WRITTEN REQUEST: Transcribe every line exactly and omit anything that is a picture.

######

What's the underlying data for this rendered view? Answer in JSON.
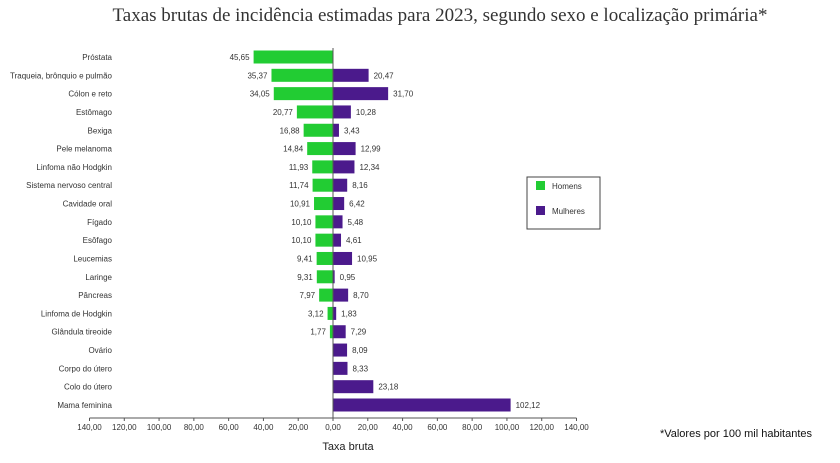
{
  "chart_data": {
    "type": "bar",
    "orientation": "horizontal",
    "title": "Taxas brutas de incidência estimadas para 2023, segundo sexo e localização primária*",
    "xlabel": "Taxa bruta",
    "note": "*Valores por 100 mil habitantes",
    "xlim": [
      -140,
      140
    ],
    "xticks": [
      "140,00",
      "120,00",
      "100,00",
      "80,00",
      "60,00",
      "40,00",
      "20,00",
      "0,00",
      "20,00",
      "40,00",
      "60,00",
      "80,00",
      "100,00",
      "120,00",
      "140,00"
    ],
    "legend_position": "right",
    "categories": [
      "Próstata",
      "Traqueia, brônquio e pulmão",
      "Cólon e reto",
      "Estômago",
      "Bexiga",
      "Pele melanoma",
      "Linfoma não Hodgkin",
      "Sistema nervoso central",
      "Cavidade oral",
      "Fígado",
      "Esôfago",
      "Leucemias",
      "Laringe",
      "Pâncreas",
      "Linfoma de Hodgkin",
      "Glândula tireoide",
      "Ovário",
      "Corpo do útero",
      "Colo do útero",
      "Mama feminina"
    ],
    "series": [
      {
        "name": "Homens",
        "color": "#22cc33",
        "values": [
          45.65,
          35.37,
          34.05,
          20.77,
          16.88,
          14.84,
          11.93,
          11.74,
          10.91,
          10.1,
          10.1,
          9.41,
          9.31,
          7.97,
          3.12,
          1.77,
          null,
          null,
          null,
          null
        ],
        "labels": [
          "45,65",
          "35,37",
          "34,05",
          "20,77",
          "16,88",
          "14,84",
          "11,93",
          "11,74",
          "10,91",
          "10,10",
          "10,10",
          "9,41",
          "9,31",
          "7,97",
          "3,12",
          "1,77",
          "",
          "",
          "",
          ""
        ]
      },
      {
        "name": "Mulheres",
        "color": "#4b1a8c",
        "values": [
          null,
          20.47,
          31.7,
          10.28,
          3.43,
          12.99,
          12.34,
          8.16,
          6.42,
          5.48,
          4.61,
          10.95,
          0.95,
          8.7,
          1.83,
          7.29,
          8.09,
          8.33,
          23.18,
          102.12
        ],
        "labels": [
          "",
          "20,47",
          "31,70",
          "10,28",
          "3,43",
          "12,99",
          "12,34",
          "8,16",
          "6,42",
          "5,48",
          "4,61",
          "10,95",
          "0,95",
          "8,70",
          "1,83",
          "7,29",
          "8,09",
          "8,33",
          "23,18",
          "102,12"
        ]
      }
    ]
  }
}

######

EXERCISE RESULT:
What's the underlying data for this rendered view? Answer in JSON.
{
  "chart_data": {
    "type": "bar",
    "orientation": "horizontal",
    "title": "Taxas brutas de incidência estimadas para 2023, segundo sexo e localização primária*",
    "xlabel": "Taxa bruta",
    "note": "*Valores por 100 mil habitantes",
    "xlim": [
      -140,
      140
    ],
    "xticks": [
      "140,00",
      "120,00",
      "100,00",
      "80,00",
      "60,00",
      "40,00",
      "20,00",
      "0,00",
      "20,00",
      "40,00",
      "60,00",
      "80,00",
      "100,00",
      "120,00",
      "140,00"
    ],
    "legend_position": "right",
    "categories": [
      "Próstata",
      "Traqueia, brônquio e pulmão",
      "Cólon e reto",
      "Estômago",
      "Bexiga",
      "Pele melanoma",
      "Linfoma não Hodgkin",
      "Sistema nervoso central",
      "Cavidade oral",
      "Fígado",
      "Esôfago",
      "Leucemias",
      "Laringe",
      "Pâncreas",
      "Linfoma de Hodgkin",
      "Glândula tireoide",
      "Ovário",
      "Corpo do útero",
      "Colo do útero",
      "Mama feminina"
    ],
    "series": [
      {
        "name": "Homens",
        "color": "#22cc33",
        "values": [
          45.65,
          35.37,
          34.05,
          20.77,
          16.88,
          14.84,
          11.93,
          11.74,
          10.91,
          10.1,
          10.1,
          9.41,
          9.31,
          7.97,
          3.12,
          1.77,
          null,
          null,
          null,
          null
        ],
        "labels": [
          "45,65",
          "35,37",
          "34,05",
          "20,77",
          "16,88",
          "14,84",
          "11,93",
          "11,74",
          "10,91",
          "10,10",
          "10,10",
          "9,41",
          "9,31",
          "7,97",
          "3,12",
          "1,77",
          "",
          "",
          "",
          ""
        ]
      },
      {
        "name": "Mulheres",
        "color": "#4b1a8c",
        "values": [
          null,
          20.47,
          31.7,
          10.28,
          3.43,
          12.99,
          12.34,
          8.16,
          6.42,
          5.48,
          4.61,
          10.95,
          0.95,
          8.7,
          1.83,
          7.29,
          8.09,
          8.33,
          23.18,
          102.12
        ],
        "labels": [
          "",
          "20,47",
          "31,70",
          "10,28",
          "3,43",
          "12,99",
          "12,34",
          "8,16",
          "6,42",
          "5,48",
          "4,61",
          "10,95",
          "0,95",
          "8,70",
          "1,83",
          "7,29",
          "8,09",
          "8,33",
          "23,18",
          "102,12"
        ]
      }
    ]
  }
}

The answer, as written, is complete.